Give only the number of lines in the data that contain the word "this".

━━━━━━━━━━━━━━━━

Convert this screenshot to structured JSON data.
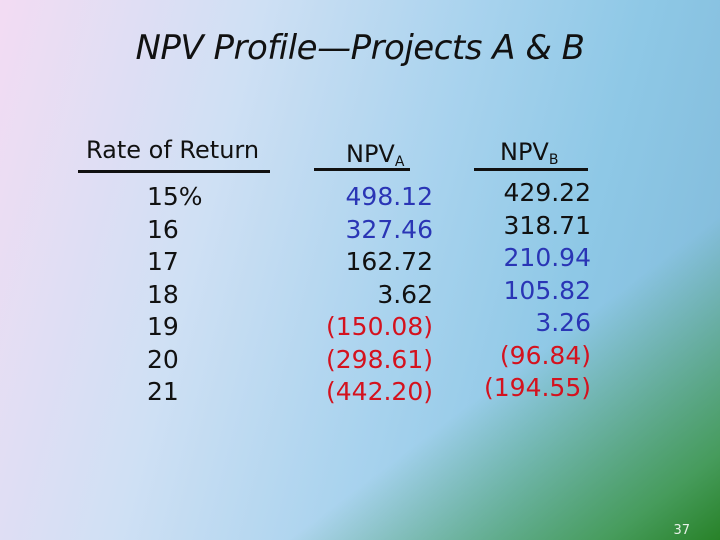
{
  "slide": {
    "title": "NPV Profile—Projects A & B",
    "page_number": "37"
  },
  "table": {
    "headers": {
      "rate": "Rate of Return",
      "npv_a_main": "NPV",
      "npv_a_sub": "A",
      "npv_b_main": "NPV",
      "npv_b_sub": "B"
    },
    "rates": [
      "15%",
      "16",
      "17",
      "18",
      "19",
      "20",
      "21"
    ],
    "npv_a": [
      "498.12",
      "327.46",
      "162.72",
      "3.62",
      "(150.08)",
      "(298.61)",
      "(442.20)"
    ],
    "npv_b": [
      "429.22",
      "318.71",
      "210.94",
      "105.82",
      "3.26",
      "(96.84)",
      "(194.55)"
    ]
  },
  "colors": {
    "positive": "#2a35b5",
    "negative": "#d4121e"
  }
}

━━━━━━━━━━━━━━━━

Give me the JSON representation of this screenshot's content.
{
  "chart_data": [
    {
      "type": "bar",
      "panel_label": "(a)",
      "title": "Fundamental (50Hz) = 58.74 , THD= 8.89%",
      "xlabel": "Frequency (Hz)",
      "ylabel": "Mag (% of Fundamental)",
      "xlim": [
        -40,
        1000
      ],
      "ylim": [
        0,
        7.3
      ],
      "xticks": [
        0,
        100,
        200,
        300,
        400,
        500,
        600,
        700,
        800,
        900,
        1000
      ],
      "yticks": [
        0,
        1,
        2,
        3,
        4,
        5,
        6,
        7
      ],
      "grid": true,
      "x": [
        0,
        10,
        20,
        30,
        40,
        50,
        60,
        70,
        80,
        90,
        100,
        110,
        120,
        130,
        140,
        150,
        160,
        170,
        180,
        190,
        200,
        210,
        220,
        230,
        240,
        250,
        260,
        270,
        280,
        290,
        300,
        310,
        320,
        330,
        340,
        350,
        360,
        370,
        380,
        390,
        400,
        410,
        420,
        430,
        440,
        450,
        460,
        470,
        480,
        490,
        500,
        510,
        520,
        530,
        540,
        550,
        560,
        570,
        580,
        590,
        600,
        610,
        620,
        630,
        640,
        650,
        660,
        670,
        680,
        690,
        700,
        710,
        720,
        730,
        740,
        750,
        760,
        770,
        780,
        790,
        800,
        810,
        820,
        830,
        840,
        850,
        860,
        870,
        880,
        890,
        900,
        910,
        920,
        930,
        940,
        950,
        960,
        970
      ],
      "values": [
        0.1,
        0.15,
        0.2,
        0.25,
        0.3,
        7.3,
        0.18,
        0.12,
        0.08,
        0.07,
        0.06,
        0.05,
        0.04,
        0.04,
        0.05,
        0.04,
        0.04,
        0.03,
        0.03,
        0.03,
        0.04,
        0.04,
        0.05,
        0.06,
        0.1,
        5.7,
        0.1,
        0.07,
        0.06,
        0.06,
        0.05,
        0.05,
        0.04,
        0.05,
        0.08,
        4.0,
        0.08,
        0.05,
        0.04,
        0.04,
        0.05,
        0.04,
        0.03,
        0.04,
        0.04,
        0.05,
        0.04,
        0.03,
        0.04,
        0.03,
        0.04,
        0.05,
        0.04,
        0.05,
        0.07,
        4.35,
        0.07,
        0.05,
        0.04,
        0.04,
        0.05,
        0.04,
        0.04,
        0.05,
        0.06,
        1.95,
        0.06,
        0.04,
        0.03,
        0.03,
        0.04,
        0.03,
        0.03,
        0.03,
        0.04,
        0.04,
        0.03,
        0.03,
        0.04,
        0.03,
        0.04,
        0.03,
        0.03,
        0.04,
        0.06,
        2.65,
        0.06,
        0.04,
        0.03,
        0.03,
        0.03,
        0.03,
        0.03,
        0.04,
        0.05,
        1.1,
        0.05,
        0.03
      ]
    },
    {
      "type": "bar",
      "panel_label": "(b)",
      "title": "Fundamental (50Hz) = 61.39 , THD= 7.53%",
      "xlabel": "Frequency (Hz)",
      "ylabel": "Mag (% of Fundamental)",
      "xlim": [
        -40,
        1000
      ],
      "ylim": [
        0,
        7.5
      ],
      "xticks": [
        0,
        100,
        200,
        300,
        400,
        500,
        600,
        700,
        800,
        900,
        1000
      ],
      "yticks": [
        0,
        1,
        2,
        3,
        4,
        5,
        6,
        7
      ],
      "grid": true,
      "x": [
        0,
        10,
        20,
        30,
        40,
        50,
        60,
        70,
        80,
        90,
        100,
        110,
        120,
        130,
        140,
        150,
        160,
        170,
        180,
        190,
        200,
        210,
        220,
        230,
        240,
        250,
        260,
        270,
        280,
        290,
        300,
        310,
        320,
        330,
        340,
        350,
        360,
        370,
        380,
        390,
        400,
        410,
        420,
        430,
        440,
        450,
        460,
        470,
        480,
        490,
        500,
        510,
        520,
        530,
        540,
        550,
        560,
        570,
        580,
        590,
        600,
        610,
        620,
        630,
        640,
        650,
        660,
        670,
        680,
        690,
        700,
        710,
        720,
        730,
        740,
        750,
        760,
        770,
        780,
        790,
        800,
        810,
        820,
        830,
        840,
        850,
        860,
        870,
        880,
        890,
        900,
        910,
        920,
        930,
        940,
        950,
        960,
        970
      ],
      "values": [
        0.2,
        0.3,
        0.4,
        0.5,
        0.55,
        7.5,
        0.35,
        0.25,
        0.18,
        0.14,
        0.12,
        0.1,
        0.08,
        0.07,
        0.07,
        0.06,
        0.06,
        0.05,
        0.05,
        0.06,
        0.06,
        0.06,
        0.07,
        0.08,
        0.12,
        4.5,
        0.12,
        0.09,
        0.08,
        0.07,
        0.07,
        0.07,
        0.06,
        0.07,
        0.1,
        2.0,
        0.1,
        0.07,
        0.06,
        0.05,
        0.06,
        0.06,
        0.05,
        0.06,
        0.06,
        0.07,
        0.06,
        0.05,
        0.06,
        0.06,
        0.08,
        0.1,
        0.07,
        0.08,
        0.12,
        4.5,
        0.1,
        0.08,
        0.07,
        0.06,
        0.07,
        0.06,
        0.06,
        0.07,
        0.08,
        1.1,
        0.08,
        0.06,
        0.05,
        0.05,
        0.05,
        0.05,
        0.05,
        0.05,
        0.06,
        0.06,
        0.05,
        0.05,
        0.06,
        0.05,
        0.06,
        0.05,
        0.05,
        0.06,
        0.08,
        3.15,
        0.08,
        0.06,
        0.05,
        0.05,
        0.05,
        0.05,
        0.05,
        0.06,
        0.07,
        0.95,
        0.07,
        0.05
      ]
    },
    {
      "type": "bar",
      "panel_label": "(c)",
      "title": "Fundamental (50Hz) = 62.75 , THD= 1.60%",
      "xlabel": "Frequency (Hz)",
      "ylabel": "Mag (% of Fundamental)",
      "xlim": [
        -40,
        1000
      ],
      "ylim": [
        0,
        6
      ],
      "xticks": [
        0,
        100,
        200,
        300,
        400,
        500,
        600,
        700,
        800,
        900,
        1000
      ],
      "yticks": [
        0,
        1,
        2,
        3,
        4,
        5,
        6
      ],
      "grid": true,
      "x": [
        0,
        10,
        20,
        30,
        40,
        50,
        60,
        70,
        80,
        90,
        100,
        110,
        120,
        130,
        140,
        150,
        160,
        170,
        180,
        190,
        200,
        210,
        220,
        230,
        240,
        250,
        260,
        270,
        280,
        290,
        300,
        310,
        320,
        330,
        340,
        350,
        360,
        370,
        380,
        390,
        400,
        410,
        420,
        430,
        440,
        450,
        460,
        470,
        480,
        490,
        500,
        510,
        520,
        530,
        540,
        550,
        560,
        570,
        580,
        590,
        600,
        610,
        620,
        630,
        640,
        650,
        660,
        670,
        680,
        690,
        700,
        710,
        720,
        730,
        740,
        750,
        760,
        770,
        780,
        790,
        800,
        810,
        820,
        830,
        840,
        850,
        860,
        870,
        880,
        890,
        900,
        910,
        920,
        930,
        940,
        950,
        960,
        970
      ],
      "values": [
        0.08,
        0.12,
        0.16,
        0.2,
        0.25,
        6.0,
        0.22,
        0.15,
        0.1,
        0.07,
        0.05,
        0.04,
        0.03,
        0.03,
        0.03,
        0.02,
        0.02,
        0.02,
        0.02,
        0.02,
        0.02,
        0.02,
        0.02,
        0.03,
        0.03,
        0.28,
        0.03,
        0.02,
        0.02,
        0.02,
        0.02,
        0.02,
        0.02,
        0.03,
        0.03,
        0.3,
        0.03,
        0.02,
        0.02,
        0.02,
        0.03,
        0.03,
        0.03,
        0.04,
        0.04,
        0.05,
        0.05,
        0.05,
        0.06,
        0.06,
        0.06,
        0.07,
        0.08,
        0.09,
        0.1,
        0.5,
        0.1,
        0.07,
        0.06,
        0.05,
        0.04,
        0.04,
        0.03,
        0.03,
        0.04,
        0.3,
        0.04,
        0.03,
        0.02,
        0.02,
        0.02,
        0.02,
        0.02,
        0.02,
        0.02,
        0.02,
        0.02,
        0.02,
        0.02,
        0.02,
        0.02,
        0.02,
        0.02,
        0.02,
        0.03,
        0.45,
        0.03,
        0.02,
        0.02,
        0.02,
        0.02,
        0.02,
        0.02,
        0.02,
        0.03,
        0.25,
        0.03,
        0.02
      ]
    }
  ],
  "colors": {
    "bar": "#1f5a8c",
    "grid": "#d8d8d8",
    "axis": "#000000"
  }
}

━━━━━━━━━━━━━━━━

◆ Written answer ◆
2